*Supplied material:*
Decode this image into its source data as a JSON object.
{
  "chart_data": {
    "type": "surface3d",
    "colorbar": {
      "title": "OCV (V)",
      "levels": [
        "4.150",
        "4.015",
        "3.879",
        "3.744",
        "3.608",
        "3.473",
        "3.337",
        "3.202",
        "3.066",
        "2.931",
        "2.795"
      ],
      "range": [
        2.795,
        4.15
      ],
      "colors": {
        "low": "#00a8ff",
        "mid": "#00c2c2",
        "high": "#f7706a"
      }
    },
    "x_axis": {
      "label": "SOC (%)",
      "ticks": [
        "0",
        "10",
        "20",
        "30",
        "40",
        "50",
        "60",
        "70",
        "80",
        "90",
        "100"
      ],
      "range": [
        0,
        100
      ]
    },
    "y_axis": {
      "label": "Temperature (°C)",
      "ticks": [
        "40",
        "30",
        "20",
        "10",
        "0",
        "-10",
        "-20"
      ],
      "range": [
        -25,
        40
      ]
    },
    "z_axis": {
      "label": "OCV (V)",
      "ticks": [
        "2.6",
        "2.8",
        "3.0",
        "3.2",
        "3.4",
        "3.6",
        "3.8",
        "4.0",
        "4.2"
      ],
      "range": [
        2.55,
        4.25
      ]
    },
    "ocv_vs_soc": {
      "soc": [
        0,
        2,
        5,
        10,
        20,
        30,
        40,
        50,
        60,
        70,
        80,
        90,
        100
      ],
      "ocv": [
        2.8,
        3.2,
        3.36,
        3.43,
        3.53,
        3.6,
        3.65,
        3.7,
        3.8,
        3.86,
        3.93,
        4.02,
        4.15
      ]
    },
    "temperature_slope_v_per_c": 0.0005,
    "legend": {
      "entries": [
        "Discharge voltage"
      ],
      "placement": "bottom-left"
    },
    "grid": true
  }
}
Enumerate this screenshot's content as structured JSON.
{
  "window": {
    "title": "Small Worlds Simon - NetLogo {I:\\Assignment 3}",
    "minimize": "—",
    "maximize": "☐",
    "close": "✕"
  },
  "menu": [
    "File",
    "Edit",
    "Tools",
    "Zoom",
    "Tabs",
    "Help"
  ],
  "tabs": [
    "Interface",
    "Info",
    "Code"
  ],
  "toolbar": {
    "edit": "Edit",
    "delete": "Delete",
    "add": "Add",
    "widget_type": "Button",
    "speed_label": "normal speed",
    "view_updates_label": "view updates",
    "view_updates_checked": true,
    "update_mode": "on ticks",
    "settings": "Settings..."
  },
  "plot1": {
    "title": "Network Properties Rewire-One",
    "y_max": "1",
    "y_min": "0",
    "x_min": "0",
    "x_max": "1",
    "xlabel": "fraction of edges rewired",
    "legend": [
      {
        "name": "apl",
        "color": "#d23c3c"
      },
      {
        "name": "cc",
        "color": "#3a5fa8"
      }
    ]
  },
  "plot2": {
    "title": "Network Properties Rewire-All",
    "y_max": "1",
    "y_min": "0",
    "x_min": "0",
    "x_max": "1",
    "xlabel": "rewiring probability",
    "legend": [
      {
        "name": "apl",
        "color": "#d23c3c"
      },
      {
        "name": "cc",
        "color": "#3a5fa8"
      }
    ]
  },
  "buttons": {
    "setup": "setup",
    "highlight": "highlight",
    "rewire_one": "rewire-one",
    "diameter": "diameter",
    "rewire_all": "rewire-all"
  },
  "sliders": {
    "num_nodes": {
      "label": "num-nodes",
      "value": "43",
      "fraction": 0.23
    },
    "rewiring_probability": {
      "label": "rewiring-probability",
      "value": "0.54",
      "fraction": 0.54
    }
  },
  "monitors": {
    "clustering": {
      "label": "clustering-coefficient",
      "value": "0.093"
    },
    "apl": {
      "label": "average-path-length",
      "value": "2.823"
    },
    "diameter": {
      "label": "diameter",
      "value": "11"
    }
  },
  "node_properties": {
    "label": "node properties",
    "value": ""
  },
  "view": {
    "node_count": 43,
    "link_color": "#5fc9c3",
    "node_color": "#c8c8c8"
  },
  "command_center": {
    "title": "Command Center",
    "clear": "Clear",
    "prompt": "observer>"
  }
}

*The task:* Each line in the data that holds the string "xlabel" should be found and copied.

*Right answer:*
    "xlabel": "fraction of edges rewired",
    "xlabel": "rewiring probability",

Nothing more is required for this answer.